Segment Start: GIVEN RECORDS

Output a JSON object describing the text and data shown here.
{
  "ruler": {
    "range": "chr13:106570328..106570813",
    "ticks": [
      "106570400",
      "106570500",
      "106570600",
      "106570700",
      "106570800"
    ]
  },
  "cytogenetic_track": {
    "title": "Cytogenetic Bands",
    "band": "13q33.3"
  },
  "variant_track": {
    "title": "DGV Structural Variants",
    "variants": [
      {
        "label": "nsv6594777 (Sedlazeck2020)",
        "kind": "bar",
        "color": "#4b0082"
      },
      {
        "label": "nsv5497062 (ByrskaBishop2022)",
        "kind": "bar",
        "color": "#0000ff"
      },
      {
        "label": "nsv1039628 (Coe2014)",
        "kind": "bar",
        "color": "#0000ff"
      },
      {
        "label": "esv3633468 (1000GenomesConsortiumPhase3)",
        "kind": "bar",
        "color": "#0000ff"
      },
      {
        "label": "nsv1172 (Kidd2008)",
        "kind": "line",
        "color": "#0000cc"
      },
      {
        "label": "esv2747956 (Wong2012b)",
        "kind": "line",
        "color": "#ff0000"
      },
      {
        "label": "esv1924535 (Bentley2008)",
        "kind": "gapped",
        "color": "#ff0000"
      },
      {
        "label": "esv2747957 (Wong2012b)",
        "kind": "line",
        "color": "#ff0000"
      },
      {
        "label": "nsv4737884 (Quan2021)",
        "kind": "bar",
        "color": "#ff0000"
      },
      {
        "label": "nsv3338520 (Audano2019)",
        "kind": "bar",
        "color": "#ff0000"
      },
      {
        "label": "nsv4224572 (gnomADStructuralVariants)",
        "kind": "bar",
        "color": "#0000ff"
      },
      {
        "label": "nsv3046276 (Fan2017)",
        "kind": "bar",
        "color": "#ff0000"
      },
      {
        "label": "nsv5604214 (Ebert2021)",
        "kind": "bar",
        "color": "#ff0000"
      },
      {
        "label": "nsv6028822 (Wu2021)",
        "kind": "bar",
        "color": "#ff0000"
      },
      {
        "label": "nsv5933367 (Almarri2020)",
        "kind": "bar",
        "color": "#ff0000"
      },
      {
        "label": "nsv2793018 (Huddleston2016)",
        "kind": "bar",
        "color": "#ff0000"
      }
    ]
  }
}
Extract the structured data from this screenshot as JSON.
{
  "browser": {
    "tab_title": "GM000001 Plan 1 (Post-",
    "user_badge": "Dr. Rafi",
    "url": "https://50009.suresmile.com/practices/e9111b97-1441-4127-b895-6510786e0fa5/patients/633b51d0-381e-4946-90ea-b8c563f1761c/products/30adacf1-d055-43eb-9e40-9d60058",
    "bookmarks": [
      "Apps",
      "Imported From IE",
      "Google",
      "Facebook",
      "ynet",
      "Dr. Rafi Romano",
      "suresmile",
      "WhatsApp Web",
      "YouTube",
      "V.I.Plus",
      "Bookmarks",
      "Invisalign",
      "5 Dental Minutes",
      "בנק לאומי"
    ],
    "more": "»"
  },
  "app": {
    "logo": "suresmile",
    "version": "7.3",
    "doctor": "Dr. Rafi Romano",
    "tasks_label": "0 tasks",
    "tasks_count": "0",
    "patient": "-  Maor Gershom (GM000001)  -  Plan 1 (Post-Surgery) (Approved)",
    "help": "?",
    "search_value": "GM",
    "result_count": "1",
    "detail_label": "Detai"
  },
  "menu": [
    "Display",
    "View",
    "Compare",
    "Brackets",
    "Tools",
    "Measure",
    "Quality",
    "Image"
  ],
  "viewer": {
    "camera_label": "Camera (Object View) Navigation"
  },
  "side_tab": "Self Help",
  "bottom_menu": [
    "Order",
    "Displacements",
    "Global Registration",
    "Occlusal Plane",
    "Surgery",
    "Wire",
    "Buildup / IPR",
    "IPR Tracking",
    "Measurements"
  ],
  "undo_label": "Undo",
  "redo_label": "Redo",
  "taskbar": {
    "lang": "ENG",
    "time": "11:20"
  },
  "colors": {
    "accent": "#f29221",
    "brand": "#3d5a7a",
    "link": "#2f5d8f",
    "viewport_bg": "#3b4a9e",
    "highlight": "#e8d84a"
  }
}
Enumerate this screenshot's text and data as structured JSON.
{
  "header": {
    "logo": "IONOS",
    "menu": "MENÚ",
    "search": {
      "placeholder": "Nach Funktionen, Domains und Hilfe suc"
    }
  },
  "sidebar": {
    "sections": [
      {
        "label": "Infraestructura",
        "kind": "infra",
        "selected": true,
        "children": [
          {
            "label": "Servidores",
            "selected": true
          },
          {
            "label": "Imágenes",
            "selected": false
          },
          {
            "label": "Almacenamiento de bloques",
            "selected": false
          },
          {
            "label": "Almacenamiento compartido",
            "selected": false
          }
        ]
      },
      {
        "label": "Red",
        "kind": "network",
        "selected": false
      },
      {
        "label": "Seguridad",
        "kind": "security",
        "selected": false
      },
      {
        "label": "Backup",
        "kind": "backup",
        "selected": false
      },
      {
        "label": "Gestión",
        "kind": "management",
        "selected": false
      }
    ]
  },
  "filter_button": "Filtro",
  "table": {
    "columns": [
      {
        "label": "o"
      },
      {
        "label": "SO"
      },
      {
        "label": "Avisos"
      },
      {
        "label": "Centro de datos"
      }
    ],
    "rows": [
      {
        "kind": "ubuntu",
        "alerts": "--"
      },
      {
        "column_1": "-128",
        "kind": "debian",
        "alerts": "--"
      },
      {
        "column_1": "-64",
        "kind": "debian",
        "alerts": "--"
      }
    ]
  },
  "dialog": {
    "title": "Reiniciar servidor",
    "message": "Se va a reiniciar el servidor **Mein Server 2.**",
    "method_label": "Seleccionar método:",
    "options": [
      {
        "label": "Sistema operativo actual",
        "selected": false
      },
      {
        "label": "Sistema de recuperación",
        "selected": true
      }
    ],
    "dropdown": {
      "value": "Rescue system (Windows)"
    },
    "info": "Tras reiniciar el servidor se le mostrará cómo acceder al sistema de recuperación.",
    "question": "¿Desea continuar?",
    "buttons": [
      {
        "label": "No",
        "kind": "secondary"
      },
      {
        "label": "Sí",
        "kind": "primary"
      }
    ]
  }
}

Segment End: GIVEN RECORDS

▶ [WHAT YOU WILL DO]
Please state how many lines of the material contain the word "recuperación", giving the number alone.

▶ [RESULT OF THIS TASK]
2